#### DATA SHOWN
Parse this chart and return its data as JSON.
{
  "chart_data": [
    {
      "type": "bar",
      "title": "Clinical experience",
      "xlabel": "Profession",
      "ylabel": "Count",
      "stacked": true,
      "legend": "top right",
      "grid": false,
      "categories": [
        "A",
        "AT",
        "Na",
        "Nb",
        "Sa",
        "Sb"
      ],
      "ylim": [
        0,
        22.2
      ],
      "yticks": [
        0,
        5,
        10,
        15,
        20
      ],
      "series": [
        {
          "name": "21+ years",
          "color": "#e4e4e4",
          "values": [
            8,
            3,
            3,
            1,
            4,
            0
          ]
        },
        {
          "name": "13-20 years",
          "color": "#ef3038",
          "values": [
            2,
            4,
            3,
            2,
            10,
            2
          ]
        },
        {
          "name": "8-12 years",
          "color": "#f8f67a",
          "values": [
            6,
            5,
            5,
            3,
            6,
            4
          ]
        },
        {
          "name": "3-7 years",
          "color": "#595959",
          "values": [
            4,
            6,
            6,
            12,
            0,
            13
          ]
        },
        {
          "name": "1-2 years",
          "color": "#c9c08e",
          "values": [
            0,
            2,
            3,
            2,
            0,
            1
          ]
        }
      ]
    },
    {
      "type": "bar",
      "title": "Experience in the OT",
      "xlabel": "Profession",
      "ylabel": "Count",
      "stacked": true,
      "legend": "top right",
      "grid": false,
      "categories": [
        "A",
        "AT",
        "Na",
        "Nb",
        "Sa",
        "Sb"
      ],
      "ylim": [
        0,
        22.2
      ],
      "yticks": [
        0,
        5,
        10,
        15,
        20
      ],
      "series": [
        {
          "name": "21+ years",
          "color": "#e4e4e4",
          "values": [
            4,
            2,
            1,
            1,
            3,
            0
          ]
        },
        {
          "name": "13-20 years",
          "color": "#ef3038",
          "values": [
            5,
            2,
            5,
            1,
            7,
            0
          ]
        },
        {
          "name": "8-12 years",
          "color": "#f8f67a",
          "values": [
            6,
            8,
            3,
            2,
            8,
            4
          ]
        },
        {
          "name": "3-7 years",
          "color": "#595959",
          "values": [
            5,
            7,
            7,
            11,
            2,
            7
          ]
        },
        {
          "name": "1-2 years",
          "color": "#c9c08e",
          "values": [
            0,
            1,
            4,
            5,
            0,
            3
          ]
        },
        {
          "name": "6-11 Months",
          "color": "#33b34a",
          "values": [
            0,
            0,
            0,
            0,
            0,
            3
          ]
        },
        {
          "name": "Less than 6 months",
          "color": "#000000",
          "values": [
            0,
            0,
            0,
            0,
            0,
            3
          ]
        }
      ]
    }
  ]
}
########
→ **PROBLEM STATEMENT**: Transcribe the data above in full, exactly.

→ **FULL RESPONSE**:
Parse this chart and return its data as JSON.
{
  "chart_data": [
    {
      "type": "bar",
      "title": "Clinical experience",
      "xlabel": "Profession",
      "ylabel": "Count",
      "stacked": true,
      "legend": "top right",
      "grid": false,
      "categories": [
        "A",
        "AT",
        "Na",
        "Nb",
        "Sa",
        "Sb"
      ],
      "ylim": [
        0,
        22.2
      ],
      "yticks": [
        0,
        5,
        10,
        15,
        20
      ],
      "series": [
        {
          "name": "21+ years",
          "color": "#e4e4e4",
          "values": [
            8,
            3,
            3,
            1,
            4,
            0
          ]
        },
        {
          "name": "13-20 years",
          "color": "#ef3038",
          "values": [
            2,
            4,
            3,
            2,
            10,
            2
          ]
        },
        {
          "name": "8-12 years",
          "color": "#f8f67a",
          "values": [
            6,
            5,
            5,
            3,
            6,
            4
          ]
        },
        {
          "name": "3-7 years",
          "color": "#595959",
          "values": [
            4,
            6,
            6,
            12,
            0,
            13
          ]
        },
        {
          "name": "1-2 years",
          "color": "#c9c08e",
          "values": [
            0,
            2,
            3,
            2,
            0,
            1
          ]
        }
      ]
    },
    {
      "type": "bar",
      "title": "Experience in the OT",
      "xlabel": "Profession",
      "ylabel": "Count",
      "stacked": true,
      "legend": "top right",
      "grid": false,
      "categories": [
        "A",
        "AT",
        "Na",
        "Nb",
        "Sa",
        "Sb"
      ],
      "ylim": [
        0,
        22.2
      ],
      "yticks": [
        0,
        5,
        10,
        15,
        20
      ],
      "series": [
        {
          "name": "21+ years",
          "color": "#e4e4e4",
          "values": [
            4,
            2,
            1,
            1,
            3,
            0
          ]
        },
        {
          "name": "13-20 years",
          "color": "#ef3038",
          "values": [
            5,
            2,
            5,
            1,
            7,
            0
          ]
        },
        {
          "name": "8-12 years",
          "color": "#f8f67a",
          "values": [
            6,
            8,
            3,
            2,
            8,
            4
          ]
        },
        {
          "name": "3-7 years",
          "color": "#595959",
          "values": [
            5,
            7,
            7,
            11,
            2,
            7
          ]
        },
        {
          "name": "1-2 years",
          "color": "#c9c08e",
          "values": [
            0,
            1,
            4,
            5,
            0,
            3
          ]
        },
        {
          "name": "6-11 Months",
          "color": "#33b34a",
          "values": [
            0,
            0,
            0,
            0,
            0,
            3
          ]
        },
        {
          "name": "Less than 6 months",
          "color": "#000000",
          "values": [
            0,
            0,
            0,
            0,
            0,
            3
          ]
        }
      ]
    }
  ]
}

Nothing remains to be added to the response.